Dataset entries
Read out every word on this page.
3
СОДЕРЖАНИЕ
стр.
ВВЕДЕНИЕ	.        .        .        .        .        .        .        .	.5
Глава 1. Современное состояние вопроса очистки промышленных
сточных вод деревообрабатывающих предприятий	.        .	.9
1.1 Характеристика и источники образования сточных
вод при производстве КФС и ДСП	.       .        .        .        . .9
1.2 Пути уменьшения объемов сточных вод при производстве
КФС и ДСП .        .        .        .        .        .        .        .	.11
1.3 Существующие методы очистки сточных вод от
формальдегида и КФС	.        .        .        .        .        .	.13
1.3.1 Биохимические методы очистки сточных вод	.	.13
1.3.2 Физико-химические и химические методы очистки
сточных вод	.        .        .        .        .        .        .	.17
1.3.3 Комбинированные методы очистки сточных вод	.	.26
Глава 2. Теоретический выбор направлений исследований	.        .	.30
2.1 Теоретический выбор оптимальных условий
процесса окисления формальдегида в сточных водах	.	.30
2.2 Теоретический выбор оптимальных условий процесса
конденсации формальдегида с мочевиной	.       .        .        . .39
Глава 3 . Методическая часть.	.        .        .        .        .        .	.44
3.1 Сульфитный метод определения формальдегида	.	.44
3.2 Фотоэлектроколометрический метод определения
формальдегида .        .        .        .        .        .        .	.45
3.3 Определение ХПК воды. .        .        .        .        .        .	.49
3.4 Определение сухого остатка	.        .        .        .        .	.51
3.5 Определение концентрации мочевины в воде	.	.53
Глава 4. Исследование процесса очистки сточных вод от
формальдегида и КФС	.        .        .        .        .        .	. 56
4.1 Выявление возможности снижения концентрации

- Task to complete
Quote every line of the data, word for word.

- Written solution
Read out every word on this page.
3
СОДЕРЖАНИЕ
стр.
ВВЕДЕНИЕ	.        .        .        .        .        .        .        .	.5
Глава 1. Современное состояние вопроса очистки промышленных
сточных вод деревообрабатывающих предприятий	.        .	.9
1.1 Характеристика и источники образования сточных
вод при производстве КФС и ДСП	.       .        .        .        . .9
1.2 Пути уменьшения объемов сточных вод при производстве
КФС и ДСП .        .        .        .        .        .        .        .	.11
1.3 Существующие методы очистки сточных вод от
формальдегида и КФС	.        .        .        .        .        .	.13
1.3.1 Биохимические методы очистки сточных вод	.	.13
1.3.2 Физико-химические и химические методы очистки
сточных вод	.        .        .        .        .        .        .	.17
1.3.3 Комбинированные методы очистки сточных вод	.	.26
Глава 2. Теоретический выбор направлений исследований	.        .	.30
2.1 Теоретический выбор оптимальных условий
процесса окисления формальдегида в сточных водах	.	.30
2.2 Теоретический выбор оптимальных условий процесса
конденсации формальдегида с мочевиной	.       .        .        . .39
Глава 3 . Методическая часть.	.        .        .        .        .        .	.44
3.1 Сульфитный метод определения формальдегида	.	.44
3.2 Фотоэлектроколометрический метод определения
формальдегида .        .        .        .        .        .        .	.45
3.3 Определение ХПК воды. .        .        .        .        .        .	.49
3.4 Определение сухого остатка	.        .        .        .        .	.51
3.5 Определение концентрации мочевины в воде	.	.53
Глава 4. Исследование процесса очистки сточных вод от
формальдегида и КФС	.        .        .        .        .        .	. 56
4.1 Выявление возможности снижения концентрации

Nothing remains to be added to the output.